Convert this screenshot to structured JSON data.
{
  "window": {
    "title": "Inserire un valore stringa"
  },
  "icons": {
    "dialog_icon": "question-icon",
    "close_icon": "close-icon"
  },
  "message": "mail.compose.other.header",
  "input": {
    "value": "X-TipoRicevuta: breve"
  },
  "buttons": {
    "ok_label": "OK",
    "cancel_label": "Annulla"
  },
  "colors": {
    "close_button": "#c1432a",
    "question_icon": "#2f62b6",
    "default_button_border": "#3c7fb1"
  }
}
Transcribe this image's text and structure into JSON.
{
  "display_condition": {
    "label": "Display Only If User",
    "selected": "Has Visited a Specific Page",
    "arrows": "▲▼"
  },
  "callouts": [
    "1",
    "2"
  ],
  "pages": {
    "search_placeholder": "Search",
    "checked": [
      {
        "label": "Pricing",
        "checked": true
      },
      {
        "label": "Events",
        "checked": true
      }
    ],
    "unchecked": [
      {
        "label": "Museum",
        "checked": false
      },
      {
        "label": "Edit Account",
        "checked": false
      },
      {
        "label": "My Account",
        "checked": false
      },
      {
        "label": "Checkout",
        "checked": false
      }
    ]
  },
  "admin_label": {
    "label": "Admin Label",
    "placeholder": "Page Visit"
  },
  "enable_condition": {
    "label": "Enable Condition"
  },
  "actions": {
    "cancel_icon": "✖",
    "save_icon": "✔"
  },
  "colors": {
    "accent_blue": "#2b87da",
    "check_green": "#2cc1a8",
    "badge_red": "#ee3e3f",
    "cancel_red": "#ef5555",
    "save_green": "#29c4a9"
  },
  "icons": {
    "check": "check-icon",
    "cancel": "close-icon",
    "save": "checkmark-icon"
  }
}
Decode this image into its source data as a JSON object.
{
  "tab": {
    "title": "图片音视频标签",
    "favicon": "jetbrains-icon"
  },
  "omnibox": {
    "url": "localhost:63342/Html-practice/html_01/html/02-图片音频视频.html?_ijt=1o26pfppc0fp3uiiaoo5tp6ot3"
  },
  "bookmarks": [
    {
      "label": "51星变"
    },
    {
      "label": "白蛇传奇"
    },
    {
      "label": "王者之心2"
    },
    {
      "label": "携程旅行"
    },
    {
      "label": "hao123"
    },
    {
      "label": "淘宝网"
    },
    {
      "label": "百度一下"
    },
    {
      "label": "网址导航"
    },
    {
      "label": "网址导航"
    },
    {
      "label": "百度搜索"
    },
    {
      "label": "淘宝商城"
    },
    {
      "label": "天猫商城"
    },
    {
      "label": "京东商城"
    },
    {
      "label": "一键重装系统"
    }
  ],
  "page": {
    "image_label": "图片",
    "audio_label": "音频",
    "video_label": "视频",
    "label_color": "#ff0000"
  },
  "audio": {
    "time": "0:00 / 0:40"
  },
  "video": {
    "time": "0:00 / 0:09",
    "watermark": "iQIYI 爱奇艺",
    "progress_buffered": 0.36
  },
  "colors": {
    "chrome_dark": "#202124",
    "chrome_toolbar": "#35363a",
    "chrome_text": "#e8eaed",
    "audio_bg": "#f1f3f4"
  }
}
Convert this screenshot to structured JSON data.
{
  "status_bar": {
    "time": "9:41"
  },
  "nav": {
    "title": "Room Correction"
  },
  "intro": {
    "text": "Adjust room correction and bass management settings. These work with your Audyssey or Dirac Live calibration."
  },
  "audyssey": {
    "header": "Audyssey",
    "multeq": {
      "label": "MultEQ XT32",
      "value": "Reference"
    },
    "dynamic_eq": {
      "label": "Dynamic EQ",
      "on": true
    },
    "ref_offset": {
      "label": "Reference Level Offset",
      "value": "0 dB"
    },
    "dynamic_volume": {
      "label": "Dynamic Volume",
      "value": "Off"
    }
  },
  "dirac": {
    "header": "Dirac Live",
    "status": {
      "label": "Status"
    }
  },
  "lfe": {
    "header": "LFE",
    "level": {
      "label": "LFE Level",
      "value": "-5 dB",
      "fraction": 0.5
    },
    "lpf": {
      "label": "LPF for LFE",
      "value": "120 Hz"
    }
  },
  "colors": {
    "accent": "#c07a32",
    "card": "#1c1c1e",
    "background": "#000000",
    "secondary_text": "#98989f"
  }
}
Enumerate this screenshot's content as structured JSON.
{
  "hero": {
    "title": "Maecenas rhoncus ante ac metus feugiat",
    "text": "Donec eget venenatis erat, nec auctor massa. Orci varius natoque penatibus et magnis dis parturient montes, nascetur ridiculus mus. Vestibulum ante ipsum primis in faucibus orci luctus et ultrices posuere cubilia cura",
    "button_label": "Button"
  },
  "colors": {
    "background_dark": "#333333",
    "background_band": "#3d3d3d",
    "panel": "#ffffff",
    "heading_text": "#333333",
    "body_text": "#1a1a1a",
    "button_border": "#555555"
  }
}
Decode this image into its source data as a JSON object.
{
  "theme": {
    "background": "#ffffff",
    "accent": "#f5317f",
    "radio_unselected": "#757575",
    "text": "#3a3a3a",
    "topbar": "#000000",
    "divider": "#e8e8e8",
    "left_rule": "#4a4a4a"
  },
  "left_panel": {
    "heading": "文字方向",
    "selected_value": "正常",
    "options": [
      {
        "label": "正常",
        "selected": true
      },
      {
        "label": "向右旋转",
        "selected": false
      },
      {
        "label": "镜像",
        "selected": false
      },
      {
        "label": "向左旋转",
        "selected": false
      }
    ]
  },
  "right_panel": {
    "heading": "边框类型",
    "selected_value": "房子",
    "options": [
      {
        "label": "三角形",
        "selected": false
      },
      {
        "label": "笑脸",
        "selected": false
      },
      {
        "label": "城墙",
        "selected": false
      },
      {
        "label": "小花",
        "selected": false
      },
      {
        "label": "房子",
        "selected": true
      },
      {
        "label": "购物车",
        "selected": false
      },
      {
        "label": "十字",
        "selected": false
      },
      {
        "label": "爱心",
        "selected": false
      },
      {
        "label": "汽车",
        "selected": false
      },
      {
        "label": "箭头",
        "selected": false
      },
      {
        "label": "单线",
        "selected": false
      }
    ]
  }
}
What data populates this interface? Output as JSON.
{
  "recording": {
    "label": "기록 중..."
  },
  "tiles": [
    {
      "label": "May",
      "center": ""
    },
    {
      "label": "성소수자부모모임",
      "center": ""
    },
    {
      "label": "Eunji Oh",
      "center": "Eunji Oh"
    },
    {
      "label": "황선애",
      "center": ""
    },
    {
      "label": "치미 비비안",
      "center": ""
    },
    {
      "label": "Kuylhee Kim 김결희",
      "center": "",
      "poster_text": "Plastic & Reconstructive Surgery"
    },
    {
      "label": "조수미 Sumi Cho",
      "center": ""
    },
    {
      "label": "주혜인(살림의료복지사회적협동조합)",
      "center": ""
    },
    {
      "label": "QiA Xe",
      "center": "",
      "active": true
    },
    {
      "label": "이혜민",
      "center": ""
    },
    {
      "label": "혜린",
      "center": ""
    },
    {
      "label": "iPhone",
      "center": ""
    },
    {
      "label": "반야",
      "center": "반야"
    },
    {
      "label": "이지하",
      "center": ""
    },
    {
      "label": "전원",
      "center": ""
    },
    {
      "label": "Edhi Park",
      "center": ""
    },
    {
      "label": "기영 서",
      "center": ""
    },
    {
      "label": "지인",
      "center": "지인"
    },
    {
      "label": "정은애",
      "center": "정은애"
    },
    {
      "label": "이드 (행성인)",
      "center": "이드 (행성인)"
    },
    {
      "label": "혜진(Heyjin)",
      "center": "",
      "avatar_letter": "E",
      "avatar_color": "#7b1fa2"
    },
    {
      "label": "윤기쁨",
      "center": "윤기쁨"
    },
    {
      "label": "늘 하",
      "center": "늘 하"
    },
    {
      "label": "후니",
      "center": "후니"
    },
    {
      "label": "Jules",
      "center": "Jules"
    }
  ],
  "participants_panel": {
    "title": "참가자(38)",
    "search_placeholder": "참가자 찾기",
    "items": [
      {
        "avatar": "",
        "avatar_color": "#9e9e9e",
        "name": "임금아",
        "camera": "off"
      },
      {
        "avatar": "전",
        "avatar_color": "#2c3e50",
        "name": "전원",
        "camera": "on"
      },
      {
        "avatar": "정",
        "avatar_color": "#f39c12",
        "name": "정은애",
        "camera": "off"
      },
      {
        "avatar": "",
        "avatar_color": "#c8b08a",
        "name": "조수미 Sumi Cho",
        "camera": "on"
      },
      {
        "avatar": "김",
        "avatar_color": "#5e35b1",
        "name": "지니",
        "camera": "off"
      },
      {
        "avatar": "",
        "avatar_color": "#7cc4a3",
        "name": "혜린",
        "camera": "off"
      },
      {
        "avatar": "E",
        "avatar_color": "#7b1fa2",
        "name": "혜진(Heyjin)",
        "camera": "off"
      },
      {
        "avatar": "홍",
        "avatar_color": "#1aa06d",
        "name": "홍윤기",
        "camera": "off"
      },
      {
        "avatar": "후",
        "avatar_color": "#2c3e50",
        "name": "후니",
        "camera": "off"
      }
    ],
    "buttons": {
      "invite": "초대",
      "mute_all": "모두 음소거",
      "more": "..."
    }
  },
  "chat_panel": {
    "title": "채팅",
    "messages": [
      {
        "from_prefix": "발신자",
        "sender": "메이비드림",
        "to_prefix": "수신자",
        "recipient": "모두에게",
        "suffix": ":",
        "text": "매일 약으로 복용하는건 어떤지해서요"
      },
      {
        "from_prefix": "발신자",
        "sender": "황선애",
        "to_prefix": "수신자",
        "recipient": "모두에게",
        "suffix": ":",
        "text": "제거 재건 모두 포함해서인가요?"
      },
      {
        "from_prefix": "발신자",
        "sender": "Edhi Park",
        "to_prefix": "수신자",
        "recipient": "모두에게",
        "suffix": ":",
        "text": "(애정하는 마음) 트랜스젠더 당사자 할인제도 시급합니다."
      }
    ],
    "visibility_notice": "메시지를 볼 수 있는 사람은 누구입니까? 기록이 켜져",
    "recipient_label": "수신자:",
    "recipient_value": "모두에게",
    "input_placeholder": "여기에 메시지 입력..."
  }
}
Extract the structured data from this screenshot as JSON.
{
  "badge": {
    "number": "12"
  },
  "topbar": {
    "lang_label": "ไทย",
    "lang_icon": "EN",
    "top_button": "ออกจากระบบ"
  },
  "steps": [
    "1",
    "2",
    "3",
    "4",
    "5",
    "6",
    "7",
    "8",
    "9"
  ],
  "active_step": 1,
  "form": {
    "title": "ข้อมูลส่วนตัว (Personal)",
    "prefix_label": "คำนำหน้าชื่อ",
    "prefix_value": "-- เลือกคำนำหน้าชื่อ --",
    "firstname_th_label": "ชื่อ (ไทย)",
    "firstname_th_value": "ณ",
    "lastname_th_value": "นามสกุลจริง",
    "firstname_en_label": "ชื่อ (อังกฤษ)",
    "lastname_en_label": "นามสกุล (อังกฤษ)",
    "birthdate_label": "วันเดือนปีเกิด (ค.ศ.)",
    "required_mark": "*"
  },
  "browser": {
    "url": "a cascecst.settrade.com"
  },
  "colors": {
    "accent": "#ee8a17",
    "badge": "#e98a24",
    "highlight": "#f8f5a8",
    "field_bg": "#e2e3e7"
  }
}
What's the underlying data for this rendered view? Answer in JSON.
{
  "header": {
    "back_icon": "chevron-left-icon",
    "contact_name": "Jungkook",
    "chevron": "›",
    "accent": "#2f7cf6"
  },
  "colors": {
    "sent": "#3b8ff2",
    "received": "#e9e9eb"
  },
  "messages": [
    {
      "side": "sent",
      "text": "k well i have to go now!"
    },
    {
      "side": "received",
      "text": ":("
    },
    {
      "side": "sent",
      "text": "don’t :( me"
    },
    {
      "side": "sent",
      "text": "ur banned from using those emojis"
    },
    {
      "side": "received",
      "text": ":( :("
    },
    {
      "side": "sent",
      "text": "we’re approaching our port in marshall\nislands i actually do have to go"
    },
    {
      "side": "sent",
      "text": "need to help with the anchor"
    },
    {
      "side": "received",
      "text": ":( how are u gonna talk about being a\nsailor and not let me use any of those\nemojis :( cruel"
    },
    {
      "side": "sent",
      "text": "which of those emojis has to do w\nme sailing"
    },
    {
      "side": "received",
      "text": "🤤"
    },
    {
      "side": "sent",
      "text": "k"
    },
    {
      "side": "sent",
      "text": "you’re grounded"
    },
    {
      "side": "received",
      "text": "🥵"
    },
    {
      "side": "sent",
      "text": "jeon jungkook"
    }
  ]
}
----
Work required => Copy every line from the records above that contains the word "งกฤษ".

Solution for this problem =>
    "firstname_en_label": "ชื่อ (อังกฤษ)",
    "lastname_en_label": "นามสกุล (อังกฤษ)",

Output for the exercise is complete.